**TASK DIRECTIONS**
Collect from the data below each line with "born".

**DATA EXCERPTS**
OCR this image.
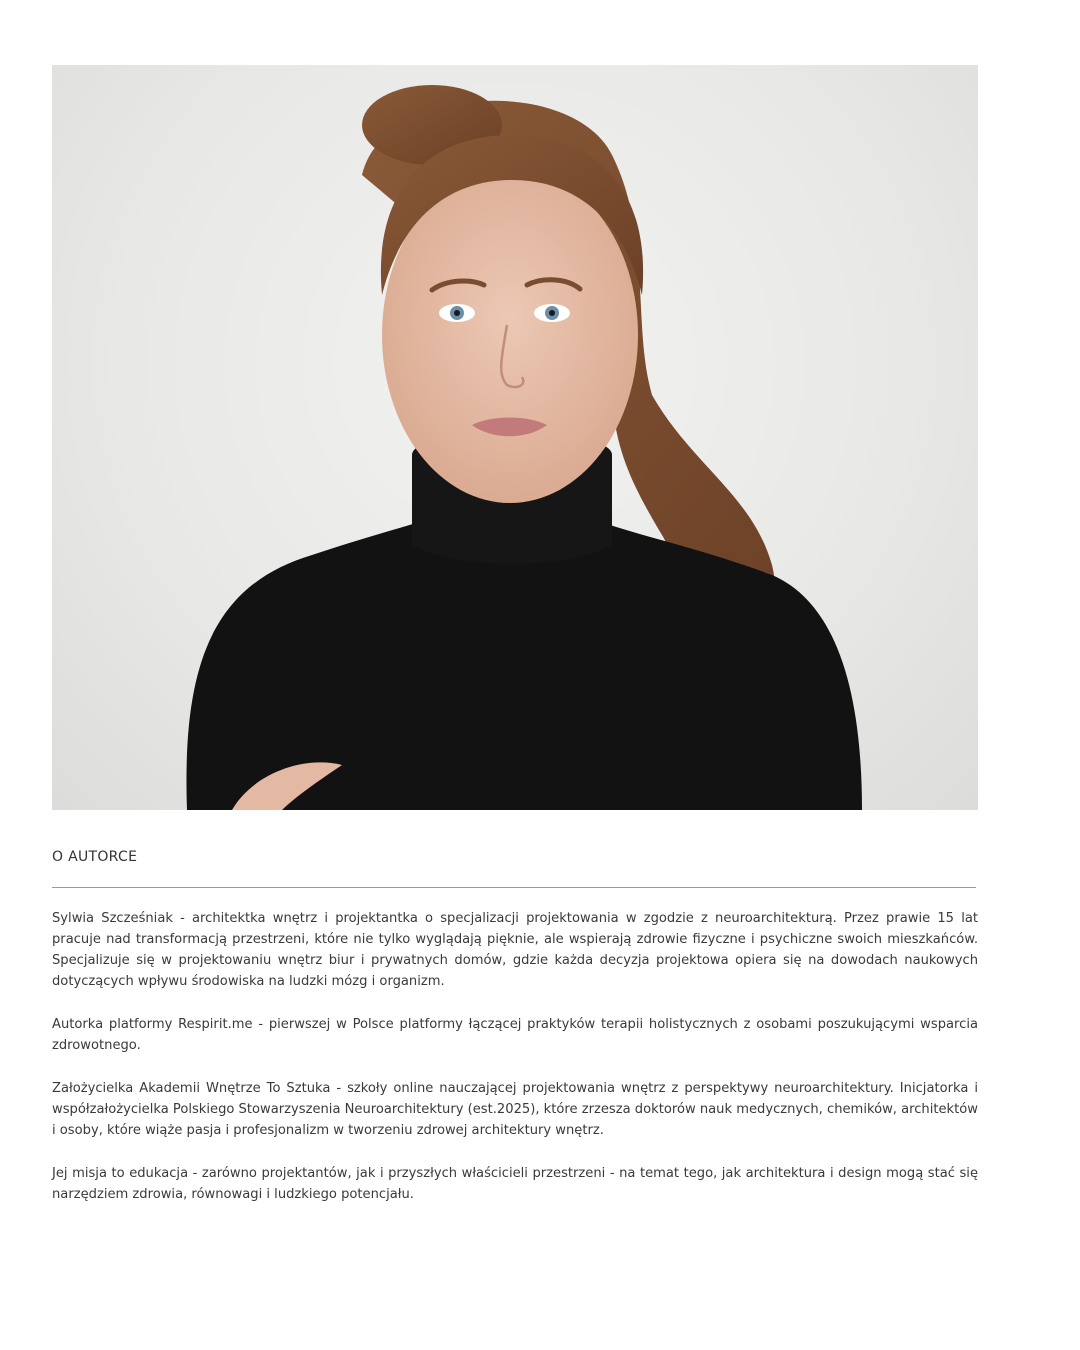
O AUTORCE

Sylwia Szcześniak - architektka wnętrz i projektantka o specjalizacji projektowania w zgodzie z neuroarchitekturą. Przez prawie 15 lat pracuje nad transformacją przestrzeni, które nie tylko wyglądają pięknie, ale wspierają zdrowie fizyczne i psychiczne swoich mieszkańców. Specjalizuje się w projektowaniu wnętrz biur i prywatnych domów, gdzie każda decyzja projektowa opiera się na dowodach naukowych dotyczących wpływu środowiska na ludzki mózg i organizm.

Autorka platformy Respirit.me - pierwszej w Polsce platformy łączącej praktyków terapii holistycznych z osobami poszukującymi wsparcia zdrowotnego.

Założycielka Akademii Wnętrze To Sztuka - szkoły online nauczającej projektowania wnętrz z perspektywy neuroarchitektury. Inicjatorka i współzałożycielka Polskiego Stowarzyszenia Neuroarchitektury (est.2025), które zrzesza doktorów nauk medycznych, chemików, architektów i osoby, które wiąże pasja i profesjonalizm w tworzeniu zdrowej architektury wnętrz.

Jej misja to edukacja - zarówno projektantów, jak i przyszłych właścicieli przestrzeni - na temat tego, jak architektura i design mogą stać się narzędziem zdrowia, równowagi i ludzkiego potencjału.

==

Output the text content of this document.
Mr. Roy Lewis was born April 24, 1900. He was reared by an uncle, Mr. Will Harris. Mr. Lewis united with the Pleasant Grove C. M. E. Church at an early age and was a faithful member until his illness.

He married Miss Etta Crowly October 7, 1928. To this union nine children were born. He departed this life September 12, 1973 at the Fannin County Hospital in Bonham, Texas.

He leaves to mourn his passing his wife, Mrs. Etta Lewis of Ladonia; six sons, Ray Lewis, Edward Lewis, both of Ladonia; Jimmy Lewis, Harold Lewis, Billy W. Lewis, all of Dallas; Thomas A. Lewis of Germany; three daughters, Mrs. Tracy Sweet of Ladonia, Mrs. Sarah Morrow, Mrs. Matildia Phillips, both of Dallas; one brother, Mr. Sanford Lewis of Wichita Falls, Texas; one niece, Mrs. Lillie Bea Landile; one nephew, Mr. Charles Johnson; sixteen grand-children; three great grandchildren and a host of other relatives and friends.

**EXPECTED ANSWER**
Mr. Roy Lewis was born April 24, 1900. He was reared by an uncle, Mr. Will Harris. Mr. Lewis united with the Pleasant Grove C. M. E. Church at an early age and was a faithful member until his illness.
He married Miss Etta Crowly October 7, 1928. To this union nine children were born. He departed this life September 12, 1973 at the Fannin County Hospital in Bonham, Texas.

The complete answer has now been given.